## Exercise prompt
Extract the listing in its entirety, keeping each line identical to the original.

## Data items
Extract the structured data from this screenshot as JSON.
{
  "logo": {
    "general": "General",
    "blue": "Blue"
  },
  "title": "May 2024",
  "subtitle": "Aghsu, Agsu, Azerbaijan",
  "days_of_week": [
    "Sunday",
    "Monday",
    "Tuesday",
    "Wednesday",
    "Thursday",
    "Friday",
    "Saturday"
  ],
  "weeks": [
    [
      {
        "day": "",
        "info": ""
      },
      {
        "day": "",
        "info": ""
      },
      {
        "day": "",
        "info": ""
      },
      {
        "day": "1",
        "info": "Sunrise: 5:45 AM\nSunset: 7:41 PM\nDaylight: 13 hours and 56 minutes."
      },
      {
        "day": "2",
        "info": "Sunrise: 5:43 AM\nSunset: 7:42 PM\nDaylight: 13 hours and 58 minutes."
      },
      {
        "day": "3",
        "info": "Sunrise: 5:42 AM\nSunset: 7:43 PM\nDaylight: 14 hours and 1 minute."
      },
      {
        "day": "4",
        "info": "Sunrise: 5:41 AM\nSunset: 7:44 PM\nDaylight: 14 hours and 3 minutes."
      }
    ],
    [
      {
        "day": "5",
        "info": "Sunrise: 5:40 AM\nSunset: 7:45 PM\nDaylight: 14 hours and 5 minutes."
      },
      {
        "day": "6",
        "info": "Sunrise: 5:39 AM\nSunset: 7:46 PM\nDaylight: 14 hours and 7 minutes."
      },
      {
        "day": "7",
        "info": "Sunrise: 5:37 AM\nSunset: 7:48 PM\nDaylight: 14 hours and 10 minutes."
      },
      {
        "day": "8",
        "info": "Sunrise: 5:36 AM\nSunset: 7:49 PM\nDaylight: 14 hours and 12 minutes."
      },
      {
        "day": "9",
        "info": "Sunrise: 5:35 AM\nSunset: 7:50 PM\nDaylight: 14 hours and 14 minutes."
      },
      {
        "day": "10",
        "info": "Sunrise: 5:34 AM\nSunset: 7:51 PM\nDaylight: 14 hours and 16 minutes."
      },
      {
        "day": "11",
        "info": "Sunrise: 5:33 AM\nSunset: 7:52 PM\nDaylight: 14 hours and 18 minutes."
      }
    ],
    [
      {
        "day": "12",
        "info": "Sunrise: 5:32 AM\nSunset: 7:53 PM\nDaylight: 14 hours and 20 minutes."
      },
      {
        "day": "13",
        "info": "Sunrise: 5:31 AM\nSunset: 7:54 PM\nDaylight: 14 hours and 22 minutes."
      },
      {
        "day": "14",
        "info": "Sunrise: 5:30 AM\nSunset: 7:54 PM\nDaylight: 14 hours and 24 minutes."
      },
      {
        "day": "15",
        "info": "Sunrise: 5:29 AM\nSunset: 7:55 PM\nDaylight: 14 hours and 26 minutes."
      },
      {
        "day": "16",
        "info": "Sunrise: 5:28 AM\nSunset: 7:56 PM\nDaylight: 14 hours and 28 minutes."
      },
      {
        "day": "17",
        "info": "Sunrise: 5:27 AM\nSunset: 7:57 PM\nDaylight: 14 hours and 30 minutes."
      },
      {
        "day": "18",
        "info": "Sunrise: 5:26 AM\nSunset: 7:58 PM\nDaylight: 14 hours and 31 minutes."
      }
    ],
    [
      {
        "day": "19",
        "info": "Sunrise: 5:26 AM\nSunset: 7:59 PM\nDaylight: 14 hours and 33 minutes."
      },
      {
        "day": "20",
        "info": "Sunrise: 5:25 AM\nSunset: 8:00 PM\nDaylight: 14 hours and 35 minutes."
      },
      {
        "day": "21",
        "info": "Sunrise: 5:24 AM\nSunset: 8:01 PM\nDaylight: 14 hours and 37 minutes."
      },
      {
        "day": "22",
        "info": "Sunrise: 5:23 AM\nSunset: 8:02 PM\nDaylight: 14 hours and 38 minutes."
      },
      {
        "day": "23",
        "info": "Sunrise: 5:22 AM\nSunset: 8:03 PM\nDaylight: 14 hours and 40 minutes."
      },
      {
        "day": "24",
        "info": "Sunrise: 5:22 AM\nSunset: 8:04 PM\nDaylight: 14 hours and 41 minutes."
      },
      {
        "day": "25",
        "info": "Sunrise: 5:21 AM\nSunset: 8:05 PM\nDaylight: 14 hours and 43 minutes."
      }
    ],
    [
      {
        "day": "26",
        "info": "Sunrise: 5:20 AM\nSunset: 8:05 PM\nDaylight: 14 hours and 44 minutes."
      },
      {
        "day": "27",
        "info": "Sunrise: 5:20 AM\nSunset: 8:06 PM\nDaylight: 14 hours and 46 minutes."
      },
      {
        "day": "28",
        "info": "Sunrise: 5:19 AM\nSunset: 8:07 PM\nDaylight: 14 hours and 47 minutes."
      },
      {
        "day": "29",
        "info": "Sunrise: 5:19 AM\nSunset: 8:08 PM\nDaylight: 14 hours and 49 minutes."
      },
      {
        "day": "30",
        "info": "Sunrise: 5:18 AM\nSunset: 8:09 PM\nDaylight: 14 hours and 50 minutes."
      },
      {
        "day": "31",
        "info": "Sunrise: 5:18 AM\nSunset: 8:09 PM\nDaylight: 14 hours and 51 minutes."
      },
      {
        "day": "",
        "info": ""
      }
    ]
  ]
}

## Final answer
Extract the structured data from this screenshot as JSON.
{
  "logo": {
    "general": "General",
    "blue": "Blue"
  },
  "title": "May 2024",
  "subtitle": "Aghsu, Agsu, Azerbaijan",
  "days_of_week": [
    "Sunday",
    "Monday",
    "Tuesday",
    "Wednesday",
    "Thursday",
    "Friday",
    "Saturday"
  ],
  "weeks": [
    [
      {
        "day": "",
        "info": ""
      },
      {
        "day": "",
        "info": ""
      },
      {
        "day": "",
        "info": ""
      },
      {
        "day": "1",
        "info": "Sunrise: 5:45 AM\nSunset: 7:41 PM\nDaylight: 13 hours and 56 minutes."
      },
      {
        "day": "2",
        "info": "Sunrise: 5:43 AM\nSunset: 7:42 PM\nDaylight: 13 hours and 58 minutes."
      },
      {
        "day": "3",
        "info": "Sunrise: 5:42 AM\nSunset: 7:43 PM\nDaylight: 14 hours and 1 minute."
      },
      {
        "day": "4",
        "info": "Sunrise: 5:41 AM\nSunset: 7:44 PM\nDaylight: 14 hours and 3 minutes."
      }
    ],
    [
      {
        "day": "5",
        "info": "Sunrise: 5:40 AM\nSunset: 7:45 PM\nDaylight: 14 hours and 5 minutes."
      },
      {
        "day": "6",
        "info": "Sunrise: 5:39 AM\nSunset: 7:46 PM\nDaylight: 14 hours and 7 minutes."
      },
      {
        "day": "7",
        "info": "Sunrise: 5:37 AM\nSunset: 7:48 PM\nDaylight: 14 hours and 10 minutes."
      },
      {
        "day": "8",
        "info": "Sunrise: 5:36 AM\nSunset: 7:49 PM\nDaylight: 14 hours and 12 minutes."
      },
      {
        "day": "9",
        "info": "Sunrise: 5:35 AM\nSunset: 7:50 PM\nDaylight: 14 hours and 14 minutes."
      },
      {
        "day": "10",
        "info": "Sunrise: 5:34 AM\nSunset: 7:51 PM\nDaylight: 14 hours and 16 minutes."
      },
      {
        "day": "11",
        "info": "Sunrise: 5:33 AM\nSunset: 7:52 PM\nDaylight: 14 hours and 18 minutes."
      }
    ],
    [
      {
        "day": "12",
        "info": "Sunrise: 5:32 AM\nSunset: 7:53 PM\nDaylight: 14 hours and 20 minutes."
      },
      {
        "day": "13",
        "info": "Sunrise: 5:31 AM\nSunset: 7:54 PM\nDaylight: 14 hours and 22 minutes."
      },
      {
        "day": "14",
        "info": "Sunrise: 5:30 AM\nSunset: 7:54 PM\nDaylight: 14 hours and 24 minutes."
      },
      {
        "day": "15",
        "info": "Sunrise: 5:29 AM\nSunset: 7:55 PM\nDaylight: 14 hours and 26 minutes."
      },
      {
        "day": "16",
        "info": "Sunrise: 5:28 AM\nSunset: 7:56 PM\nDaylight: 14 hours and 28 minutes."
      },
      {
        "day": "17",
        "info": "Sunrise: 5:27 AM\nSunset: 7:57 PM\nDaylight: 14 hours and 30 minutes."
      },
      {
        "day": "18",
        "info": "Sunrise: 5:26 AM\nSunset: 7:58 PM\nDaylight: 14 hours and 31 minutes."
      }
    ],
    [
      {
        "day": "19",
        "info": "Sunrise: 5:26 AM\nSunset: 7:59 PM\nDaylight: 14 hours and 33 minutes."
      },
      {
        "day": "20",
        "info": "Sunrise: 5:25 AM\nSunset: 8:00 PM\nDaylight: 14 hours and 35 minutes."
      },
      {
        "day": "21",
        "info": "Sunrise: 5:24 AM\nSunset: 8:01 PM\nDaylight: 14 hours and 37 minutes."
      },
      {
        "day": "22",
        "info": "Sunrise: 5:23 AM\nSunset: 8:02 PM\nDaylight: 14 hours and 38 minutes."
      },
      {
        "day": "23",
        "info": "Sunrise: 5:22 AM\nSunset: 8:03 PM\nDaylight: 14 hours and 40 minutes."
      },
      {
        "day": "24",
        "info": "Sunrise: 5:22 AM\nSunset: 8:04 PM\nDaylight: 14 hours and 41 minutes."
      },
      {
        "day": "25",
        "info": "Sunrise: 5:21 AM\nSunset: 8:05 PM\nDaylight: 14 hours and 43 minutes."
      }
    ],
    [
      {
        "day": "26",
        "info": "Sunrise: 5:20 AM\nSunset: 8:05 PM\nDaylight: 14 hours and 44 minutes."
      },
      {
        "day": "27",
        "info": "Sunrise: 5:20 AM\nSunset: 8:06 PM\nDaylight: 14 hours and 46 minutes."
      },
      {
        "day": "28",
        "info": "Sunrise: 5:19 AM\nSunset: 8:07 PM\nDaylight: 14 hours and 47 minutes."
      },
      {
        "day": "29",
        "info": "Sunrise: 5:19 AM\nSunset: 8:08 PM\nDaylight: 14 hours and 49 minutes."
      },
      {
        "day": "30",
        "info": "Sunrise: 5:18 AM\nSunset: 8:09 PM\nDaylight: 14 hours and 50 minutes."
      },
      {
        "day": "31",
        "info": "Sunrise: 5:18 AM\nSunset: 8:09 PM\nDaylight: 14 hours and 51 minutes."
      },
      {
        "day": "",
        "info": ""
      }
    ]
  ]
}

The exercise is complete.